INFORMATION SHOWN
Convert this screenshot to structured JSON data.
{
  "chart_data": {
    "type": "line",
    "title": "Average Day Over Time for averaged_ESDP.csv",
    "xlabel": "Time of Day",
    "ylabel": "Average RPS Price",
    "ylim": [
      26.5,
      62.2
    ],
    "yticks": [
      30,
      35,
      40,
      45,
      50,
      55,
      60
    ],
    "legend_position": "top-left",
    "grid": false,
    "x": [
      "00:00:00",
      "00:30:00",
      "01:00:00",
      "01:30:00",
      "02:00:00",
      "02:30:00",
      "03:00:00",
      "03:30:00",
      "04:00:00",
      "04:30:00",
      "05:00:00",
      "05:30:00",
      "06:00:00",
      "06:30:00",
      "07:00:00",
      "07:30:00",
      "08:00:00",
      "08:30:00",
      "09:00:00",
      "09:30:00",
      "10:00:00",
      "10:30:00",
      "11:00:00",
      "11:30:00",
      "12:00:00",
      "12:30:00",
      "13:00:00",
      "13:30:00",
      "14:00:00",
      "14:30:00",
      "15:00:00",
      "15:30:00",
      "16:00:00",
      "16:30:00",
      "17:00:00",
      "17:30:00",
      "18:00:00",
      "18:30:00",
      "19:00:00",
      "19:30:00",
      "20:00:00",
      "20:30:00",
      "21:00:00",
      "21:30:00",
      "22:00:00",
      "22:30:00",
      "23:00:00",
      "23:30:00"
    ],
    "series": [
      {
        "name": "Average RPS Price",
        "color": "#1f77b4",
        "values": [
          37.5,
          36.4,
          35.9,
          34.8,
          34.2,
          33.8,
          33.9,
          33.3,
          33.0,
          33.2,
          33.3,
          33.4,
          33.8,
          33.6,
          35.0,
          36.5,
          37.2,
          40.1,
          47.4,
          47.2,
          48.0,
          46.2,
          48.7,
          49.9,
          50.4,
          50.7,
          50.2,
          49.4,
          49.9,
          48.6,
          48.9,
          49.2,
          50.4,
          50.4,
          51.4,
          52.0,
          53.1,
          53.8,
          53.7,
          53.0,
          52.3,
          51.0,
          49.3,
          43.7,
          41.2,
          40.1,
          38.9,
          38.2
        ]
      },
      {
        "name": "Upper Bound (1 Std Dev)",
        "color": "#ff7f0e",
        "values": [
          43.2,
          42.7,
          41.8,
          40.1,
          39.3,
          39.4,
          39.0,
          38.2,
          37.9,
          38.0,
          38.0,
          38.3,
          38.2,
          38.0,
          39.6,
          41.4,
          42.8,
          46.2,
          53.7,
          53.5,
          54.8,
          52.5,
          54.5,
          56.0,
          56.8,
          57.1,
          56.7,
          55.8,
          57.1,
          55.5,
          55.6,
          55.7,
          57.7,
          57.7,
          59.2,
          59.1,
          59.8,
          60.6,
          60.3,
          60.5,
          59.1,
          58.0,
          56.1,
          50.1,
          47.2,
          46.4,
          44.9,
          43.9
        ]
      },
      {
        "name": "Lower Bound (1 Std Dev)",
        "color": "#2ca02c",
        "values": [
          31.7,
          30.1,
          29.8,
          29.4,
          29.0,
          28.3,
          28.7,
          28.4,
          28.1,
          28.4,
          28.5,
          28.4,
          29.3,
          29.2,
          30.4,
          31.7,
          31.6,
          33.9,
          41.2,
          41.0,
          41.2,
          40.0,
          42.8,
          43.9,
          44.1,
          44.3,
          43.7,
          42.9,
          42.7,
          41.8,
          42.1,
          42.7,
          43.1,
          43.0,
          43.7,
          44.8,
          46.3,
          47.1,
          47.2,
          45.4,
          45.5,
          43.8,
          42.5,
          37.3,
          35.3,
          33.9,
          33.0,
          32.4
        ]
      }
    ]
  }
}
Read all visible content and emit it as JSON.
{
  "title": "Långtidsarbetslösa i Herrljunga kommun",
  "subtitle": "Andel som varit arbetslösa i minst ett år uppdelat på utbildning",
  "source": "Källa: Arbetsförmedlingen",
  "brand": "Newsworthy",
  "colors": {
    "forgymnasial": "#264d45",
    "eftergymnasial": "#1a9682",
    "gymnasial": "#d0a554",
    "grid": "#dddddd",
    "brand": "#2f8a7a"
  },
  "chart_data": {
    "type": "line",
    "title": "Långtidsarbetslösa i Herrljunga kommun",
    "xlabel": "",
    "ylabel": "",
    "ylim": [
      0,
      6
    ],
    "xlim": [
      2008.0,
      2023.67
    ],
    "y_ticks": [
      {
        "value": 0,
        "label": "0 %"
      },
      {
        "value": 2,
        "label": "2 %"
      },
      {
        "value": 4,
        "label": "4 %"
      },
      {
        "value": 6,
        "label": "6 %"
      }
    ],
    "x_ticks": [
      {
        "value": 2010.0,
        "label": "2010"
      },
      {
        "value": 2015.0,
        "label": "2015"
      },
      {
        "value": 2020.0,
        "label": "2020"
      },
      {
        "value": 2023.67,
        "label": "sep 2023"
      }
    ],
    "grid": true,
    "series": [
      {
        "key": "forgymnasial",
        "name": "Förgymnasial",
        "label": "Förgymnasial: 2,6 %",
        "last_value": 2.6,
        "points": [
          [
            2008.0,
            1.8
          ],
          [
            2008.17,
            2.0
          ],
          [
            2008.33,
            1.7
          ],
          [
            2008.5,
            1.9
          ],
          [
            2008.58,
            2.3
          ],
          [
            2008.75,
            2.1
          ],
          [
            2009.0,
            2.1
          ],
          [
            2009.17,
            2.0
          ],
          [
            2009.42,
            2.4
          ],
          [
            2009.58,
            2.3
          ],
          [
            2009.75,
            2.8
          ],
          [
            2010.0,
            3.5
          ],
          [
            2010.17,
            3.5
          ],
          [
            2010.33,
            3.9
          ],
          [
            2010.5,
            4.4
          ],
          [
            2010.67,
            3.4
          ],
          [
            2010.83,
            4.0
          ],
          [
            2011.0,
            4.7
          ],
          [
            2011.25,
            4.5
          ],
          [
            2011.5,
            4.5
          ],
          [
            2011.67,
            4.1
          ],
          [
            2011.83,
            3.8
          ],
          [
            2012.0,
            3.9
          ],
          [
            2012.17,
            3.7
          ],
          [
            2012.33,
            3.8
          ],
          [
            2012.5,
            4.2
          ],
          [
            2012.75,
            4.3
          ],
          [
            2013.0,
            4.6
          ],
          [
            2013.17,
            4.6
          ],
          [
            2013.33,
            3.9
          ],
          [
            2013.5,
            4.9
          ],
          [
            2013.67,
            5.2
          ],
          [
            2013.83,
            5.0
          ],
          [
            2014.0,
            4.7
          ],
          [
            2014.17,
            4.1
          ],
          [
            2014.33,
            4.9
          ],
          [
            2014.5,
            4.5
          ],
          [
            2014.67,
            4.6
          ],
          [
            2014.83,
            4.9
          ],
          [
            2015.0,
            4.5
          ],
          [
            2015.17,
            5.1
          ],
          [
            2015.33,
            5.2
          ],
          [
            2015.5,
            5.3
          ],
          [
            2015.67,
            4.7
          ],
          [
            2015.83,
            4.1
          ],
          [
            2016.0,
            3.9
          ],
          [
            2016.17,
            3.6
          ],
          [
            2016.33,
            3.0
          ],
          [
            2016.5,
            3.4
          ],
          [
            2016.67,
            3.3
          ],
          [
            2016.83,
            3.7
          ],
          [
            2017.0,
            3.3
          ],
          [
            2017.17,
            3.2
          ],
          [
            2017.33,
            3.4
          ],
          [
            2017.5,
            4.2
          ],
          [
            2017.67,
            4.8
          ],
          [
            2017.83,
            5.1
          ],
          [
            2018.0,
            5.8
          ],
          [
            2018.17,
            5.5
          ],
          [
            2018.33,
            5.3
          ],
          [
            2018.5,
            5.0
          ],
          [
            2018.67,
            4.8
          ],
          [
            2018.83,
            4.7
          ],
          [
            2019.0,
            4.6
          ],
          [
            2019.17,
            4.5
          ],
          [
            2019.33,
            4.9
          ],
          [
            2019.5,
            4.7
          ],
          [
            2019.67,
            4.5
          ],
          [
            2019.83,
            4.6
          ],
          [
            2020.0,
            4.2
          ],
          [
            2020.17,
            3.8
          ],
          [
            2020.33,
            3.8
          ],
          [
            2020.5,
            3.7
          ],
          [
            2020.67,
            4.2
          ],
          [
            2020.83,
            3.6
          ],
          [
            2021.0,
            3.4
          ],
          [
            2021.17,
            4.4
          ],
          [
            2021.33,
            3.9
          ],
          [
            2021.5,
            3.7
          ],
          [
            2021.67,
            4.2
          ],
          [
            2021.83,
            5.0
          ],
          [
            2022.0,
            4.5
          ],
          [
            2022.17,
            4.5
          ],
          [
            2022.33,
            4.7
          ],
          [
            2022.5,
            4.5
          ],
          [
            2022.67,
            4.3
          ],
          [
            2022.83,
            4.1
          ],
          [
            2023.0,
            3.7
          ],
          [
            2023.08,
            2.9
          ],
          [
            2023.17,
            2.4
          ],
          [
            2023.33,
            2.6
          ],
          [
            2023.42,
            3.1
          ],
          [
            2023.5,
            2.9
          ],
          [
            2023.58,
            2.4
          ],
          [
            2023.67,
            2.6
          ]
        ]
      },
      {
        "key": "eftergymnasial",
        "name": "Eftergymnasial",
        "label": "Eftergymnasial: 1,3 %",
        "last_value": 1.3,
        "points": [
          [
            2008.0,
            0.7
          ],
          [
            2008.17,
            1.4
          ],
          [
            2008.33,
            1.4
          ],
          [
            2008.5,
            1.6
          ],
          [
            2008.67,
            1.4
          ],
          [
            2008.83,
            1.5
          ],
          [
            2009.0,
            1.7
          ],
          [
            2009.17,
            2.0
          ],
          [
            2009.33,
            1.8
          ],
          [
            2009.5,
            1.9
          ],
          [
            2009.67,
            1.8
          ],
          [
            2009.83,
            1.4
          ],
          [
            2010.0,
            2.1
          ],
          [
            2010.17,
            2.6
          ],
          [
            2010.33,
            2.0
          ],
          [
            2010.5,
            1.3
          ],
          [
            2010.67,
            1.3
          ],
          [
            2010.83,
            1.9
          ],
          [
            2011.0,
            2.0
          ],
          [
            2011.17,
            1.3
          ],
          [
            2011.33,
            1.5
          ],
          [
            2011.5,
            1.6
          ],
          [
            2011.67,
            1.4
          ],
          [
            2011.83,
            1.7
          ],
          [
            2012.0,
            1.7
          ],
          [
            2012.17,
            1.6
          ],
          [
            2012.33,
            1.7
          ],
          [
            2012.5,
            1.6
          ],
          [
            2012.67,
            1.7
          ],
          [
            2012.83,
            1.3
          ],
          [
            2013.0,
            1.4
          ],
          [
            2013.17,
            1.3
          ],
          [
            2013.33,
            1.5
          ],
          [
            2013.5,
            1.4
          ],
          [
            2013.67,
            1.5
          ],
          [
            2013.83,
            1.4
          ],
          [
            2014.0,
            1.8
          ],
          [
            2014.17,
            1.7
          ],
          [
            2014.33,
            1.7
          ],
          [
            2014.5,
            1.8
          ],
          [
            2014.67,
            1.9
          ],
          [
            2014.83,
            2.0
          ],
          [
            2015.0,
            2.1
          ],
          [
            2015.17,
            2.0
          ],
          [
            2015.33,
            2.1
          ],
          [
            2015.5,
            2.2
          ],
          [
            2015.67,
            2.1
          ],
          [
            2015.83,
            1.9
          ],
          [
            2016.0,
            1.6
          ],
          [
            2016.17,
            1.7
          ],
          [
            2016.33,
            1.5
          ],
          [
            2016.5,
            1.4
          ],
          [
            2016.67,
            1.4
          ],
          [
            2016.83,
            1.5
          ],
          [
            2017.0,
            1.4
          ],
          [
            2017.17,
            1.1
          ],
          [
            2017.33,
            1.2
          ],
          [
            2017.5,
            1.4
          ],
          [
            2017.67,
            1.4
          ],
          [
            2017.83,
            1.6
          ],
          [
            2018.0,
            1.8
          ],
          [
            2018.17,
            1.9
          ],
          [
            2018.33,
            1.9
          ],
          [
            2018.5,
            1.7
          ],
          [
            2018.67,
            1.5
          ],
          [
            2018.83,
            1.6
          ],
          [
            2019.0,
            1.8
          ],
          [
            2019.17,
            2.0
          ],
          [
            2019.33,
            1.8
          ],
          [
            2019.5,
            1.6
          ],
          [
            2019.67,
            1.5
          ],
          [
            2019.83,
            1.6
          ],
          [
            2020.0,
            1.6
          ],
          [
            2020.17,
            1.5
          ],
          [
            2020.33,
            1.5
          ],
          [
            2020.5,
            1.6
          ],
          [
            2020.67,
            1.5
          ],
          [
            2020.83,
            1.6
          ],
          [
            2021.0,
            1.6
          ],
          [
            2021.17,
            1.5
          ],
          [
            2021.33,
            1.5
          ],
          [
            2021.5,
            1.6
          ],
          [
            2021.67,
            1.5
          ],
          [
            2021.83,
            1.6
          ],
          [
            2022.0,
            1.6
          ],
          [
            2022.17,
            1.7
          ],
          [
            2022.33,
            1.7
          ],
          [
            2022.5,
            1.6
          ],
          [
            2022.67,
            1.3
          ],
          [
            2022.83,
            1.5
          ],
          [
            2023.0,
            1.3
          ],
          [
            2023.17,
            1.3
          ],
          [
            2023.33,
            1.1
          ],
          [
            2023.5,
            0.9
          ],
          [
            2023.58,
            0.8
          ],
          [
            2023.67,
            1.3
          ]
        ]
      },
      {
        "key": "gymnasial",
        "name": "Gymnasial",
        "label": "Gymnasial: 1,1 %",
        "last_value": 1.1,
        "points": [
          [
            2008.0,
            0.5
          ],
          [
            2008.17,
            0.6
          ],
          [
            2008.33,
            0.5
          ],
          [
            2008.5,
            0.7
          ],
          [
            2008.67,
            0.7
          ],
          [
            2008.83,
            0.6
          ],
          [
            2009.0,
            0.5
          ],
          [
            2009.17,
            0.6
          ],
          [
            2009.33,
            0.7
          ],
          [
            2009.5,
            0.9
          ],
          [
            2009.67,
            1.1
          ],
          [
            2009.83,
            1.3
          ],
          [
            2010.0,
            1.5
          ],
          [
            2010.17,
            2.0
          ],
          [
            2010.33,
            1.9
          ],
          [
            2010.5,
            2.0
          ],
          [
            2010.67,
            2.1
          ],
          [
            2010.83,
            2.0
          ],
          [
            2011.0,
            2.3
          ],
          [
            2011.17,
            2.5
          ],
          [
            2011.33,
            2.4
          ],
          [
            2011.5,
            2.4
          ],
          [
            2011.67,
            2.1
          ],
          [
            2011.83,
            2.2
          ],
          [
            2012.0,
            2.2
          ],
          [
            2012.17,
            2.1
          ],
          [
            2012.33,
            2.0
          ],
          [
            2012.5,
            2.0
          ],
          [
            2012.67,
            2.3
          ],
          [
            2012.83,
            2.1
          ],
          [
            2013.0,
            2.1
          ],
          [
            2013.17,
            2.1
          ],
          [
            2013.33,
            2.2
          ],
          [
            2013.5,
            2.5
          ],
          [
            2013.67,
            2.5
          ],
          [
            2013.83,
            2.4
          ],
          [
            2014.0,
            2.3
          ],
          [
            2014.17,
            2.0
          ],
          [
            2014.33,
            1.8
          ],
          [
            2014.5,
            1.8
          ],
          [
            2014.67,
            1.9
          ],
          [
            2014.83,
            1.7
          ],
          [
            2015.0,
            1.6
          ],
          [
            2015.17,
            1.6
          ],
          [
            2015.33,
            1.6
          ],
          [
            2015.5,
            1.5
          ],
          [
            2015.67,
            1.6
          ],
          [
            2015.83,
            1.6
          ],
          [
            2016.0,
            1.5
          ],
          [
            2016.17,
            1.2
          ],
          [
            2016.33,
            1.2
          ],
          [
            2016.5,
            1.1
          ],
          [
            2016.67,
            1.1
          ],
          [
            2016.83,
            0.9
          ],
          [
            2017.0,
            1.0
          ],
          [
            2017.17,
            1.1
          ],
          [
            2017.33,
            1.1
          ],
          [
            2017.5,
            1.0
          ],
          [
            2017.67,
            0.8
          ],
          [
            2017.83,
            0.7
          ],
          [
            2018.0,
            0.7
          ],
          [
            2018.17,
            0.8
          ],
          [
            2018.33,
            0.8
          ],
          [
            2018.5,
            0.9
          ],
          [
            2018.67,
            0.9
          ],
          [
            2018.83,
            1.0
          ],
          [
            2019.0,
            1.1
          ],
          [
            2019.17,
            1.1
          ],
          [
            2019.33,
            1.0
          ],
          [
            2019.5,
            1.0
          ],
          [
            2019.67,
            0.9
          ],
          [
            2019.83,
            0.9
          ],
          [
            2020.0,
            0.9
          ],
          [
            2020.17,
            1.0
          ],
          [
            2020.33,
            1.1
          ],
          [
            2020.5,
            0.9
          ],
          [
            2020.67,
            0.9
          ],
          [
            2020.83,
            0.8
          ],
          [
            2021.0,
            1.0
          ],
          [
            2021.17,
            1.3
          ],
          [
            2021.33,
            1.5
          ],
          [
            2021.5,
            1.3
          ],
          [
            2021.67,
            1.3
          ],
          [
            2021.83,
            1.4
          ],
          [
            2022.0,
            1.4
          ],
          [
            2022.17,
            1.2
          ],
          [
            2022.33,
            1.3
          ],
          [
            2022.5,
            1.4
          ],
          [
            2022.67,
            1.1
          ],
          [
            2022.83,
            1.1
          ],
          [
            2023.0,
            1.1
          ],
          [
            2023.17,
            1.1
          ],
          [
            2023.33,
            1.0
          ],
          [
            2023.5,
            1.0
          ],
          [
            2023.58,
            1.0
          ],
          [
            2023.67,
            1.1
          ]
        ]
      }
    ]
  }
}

TASK STATEMENT
Filter the data for the string "Bound" and copy every line that has it.

WRITTEN ANSWER
        "name": "Upper Bound (1 Std Dev)",
        "name": "Lower Bound (1 Std Dev)",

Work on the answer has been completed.